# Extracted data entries
________________________
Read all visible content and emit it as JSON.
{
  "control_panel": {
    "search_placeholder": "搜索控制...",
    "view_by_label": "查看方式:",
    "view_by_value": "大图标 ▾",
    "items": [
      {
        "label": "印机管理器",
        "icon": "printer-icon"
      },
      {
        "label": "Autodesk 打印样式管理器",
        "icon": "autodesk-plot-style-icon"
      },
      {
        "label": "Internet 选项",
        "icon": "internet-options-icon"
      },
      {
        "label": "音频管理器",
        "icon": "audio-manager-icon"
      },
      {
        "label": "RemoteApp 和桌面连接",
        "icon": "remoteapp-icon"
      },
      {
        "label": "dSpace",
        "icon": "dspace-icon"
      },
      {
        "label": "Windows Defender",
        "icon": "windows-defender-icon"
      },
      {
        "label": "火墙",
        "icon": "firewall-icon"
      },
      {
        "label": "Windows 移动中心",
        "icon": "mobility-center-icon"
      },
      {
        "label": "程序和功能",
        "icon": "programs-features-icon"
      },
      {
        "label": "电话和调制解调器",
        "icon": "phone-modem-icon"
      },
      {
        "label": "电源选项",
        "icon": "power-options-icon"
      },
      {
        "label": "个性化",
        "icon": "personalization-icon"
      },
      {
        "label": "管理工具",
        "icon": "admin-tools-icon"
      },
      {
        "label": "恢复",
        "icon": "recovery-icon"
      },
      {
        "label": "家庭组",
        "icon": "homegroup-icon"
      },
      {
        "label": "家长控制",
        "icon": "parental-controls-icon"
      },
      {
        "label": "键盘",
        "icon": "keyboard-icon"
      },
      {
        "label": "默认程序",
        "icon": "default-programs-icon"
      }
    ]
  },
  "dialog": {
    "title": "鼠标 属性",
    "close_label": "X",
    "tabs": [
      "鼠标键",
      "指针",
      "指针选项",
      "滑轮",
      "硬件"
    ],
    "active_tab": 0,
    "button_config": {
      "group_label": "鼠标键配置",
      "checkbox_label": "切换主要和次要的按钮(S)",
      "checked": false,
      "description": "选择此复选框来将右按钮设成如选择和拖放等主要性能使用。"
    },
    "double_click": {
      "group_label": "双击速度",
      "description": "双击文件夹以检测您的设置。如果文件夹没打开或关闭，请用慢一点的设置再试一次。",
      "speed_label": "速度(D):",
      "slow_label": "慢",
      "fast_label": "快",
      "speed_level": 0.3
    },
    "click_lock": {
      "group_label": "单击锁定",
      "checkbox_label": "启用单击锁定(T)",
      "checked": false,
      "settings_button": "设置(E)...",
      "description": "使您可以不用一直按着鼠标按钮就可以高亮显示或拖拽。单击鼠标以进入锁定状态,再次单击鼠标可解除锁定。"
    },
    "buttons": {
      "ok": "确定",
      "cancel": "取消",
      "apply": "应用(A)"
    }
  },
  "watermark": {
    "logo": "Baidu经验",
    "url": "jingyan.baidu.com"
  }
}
________________________
# Stated task
Without omitting anything, output the entries exactly.

# Answer to the problem
Read all visible content and emit it as JSON.
{
  "control_panel": {
    "search_placeholder": "搜索控制...",
    "view_by_label": "查看方式:",
    "view_by_value": "大图标 ▾",
    "items": [
      {
        "label": "印机管理器",
        "icon": "printer-icon"
      },
      {
        "label": "Autodesk 打印样式管理器",
        "icon": "autodesk-plot-style-icon"
      },
      {
        "label": "Internet 选项",
        "icon": "internet-options-icon"
      },
      {
        "label": "音频管理器",
        "icon": "audio-manager-icon"
      },
      {
        "label": "RemoteApp 和桌面连接",
        "icon": "remoteapp-icon"
      },
      {
        "label": "dSpace",
        "icon": "dspace-icon"
      },
      {
        "label": "Windows Defender",
        "icon": "windows-defender-icon"
      },
      {
        "label": "火墙",
        "icon": "firewall-icon"
      },
      {
        "label": "Windows 移动中心",
        "icon": "mobility-center-icon"
      },
      {
        "label": "程序和功能",
        "icon": "programs-features-icon"
      },
      {
        "label": "电话和调制解调器",
        "icon": "phone-modem-icon"
      },
      {
        "label": "电源选项",
        "icon": "power-options-icon"
      },
      {
        "label": "个性化",
        "icon": "personalization-icon"
      },
      {
        "label": "管理工具",
        "icon": "admin-tools-icon"
      },
      {
        "label": "恢复",
        "icon": "recovery-icon"
      },
      {
        "label": "家庭组",
        "icon": "homegroup-icon"
      },
      {
        "label": "家长控制",
        "icon": "parental-controls-icon"
      },
      {
        "label": "键盘",
        "icon": "keyboard-icon"
      },
      {
        "label": "默认程序",
        "icon": "default-programs-icon"
      }
    ]
  },
  "dialog": {
    "title": "鼠标 属性",
    "close_label": "X",
    "tabs": [
      "鼠标键",
      "指针",
      "指针选项",
      "滑轮",
      "硬件"
    ],
    "active_tab": 0,
    "button_config": {
      "group_label": "鼠标键配置",
      "checkbox_label": "切换主要和次要的按钮(S)",
      "checked": false,
      "description": "选择此复选框来将右按钮设成如选择和拖放等主要性能使用。"
    },
    "double_click": {
      "group_label": "双击速度",
      "description": "双击文件夹以检测您的设置。如果文件夹没打开或关闭，请用慢一点的设置再试一次。",
      "speed_label": "速度(D):",
      "slow_label": "慢",
      "fast_label": "快",
      "speed_level": 0.3
    },
    "click_lock": {
      "group_label": "单击锁定",
      "checkbox_label": "启用单击锁定(T)",
      "checked": false,
      "settings_button": "设置(E)...",
      "description": "使您可以不用一直按着鼠标按钮就可以高亮显示或拖拽。单击鼠标以进入锁定状态,再次单击鼠标可解除锁定。"
    },
    "buttons": {
      "ok": "确定",
      "cancel": "取消",
      "apply": "应用(A)"
    }
  },
  "watermark": {
    "logo": "Baidu经验",
    "url": "jingyan.baidu.com"
  }
}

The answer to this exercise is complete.